And similar for ${\to }^{sc}$, just swap $I_{\ast }$ for $I_{\ast s}$.

${\to }^{NF}$: The function taking a causal/surcausal hypothesis $\Theta$ and translating it to a pseudocausal/acausal hypothesis by just intersecting everything with $NF$, ie, clipping away every a-measure with nonzero measure on some Nirvana event.

${\pi }_{\neg h}\bullet {\pi }_{pa}$: The partial policy made by taking ${\pi }_{\neg h}$ which specifies everything except what happens after observation $h$, and going "obey ${\pi }_{pa}$ after observation $h$". Just glue the two partial policies together.

$c$: The bookkeeping function which clips off the $h$ prefix from all the histories in your measure after you update on $h$. Technically, there's an $h$ dependence on this, but we suppress it in the notation.

$g^h$: The adjusted function $g$ over histories to compensate for clipping off the $h$ prefix on histories after updating, via $g^h\left(h^{\prime }\right):=g\left(h{h}^{\prime }\right)$.

$R$: When used as a superscript, it means something has been renormalized, when used as normal, it means regret.

$U$: Some utility function. $U^{\gamma }$ denotes a utility function with time discount parameter $\gamma$.

Foundations:

Definition 2: A-history

An a-history is a finite history ending with an action. A history is just a sequence of alternating actions and observations.

Definition 3: O-history

An o-history is a finite history ending with an observation, or an infinite history. The empty history will also count as an o-history.

Definition 4: Partial Policy

A partial policy ${\pi }_{pa}$ is a partial function from finite o-histories that can be continued with an action to actions, s.t. if ${\pi }_{pa}\left(h\right)$ is well-defined, and $h^{\prime }a$ is an a-history that is a prefix of $h$, then ${\pi }_{pa}\left(h^{\prime }\right)=a$. The set of these is denoted ${\Pi }^{+}$.

Note that in order to specify the behavior of a partial policy in a situation, you need to specify its behavior in all prefixes of the situation, which means you act in such a way that it's possible for the situation to come about. Also because you can only specify one action in any given situation, your action can't be specified on any o-history where the past actions don't match up with what your partial policy says you do.

Definition 5: Policy Stub

A policy stub ${\pi }_{st}$ is a partial policy that has a finite $n$ where if $|h|>n$, then ${\pi }_{st}\left(h\right)=\perp$. It is undefined beyond a certain time.

Definition 6: Full Policy

A full policy $\pi$ is a partial policy that cannot have its domain where it is defined enlarged, without ceasing to be a partial policy. The set of these is $\Pi$. This is the same as a policy in the usual sense of the word.

━━━━━━━━━━━━━━━━

* [Exercise]:
In the definitions above, what must a finite history end with to count as an a-history?

━━━━━━━━━━━━━━━━

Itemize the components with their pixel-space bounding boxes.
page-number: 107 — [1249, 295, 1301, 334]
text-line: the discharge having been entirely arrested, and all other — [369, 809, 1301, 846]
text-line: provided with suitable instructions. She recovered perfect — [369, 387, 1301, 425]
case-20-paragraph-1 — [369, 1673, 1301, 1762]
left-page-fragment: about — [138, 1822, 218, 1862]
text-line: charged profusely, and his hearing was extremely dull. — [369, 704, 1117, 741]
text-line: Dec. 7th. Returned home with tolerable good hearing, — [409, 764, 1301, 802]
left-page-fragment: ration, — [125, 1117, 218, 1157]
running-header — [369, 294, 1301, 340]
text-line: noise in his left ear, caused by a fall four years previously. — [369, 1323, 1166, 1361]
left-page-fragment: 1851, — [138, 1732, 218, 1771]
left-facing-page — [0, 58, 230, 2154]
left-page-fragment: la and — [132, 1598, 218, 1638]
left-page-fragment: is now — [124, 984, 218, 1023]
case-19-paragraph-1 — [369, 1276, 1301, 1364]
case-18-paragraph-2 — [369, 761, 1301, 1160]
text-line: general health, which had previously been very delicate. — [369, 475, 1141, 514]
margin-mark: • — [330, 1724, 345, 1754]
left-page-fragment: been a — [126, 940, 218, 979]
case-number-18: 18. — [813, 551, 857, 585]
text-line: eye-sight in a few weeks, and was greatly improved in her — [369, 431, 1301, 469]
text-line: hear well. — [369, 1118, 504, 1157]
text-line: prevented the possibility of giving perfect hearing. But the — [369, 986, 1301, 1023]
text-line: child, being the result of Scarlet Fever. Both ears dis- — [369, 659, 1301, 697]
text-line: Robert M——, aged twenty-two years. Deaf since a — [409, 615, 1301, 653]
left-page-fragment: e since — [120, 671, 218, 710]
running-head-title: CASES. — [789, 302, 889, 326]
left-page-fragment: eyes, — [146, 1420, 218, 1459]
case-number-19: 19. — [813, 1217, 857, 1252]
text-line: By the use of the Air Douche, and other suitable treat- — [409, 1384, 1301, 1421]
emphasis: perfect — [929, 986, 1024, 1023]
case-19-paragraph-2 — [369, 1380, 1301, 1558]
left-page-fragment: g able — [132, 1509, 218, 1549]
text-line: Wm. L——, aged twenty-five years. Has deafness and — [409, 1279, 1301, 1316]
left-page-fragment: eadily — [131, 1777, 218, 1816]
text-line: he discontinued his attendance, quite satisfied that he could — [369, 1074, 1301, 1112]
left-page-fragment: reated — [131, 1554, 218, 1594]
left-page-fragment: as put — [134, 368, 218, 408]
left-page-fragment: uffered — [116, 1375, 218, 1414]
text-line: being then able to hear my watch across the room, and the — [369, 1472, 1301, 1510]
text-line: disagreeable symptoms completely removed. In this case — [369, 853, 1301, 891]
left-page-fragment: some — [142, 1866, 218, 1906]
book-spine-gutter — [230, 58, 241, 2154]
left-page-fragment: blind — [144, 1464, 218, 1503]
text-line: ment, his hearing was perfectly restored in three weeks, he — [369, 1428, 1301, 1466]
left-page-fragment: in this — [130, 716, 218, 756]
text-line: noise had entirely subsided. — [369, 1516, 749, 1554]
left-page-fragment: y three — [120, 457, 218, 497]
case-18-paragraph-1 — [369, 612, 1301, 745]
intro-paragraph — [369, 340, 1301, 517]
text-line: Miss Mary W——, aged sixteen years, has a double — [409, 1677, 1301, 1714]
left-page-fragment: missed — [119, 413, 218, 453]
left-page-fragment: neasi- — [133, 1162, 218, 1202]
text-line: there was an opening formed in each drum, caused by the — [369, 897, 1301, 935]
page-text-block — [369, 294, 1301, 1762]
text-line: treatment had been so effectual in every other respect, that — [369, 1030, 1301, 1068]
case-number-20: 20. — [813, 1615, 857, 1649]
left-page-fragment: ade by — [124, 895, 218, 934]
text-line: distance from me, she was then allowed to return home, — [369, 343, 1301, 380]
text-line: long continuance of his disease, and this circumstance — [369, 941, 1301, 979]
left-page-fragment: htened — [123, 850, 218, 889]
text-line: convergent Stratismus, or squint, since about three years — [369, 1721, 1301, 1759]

━━━━━━━━━━━━━━━━

* [Reply]:
An action.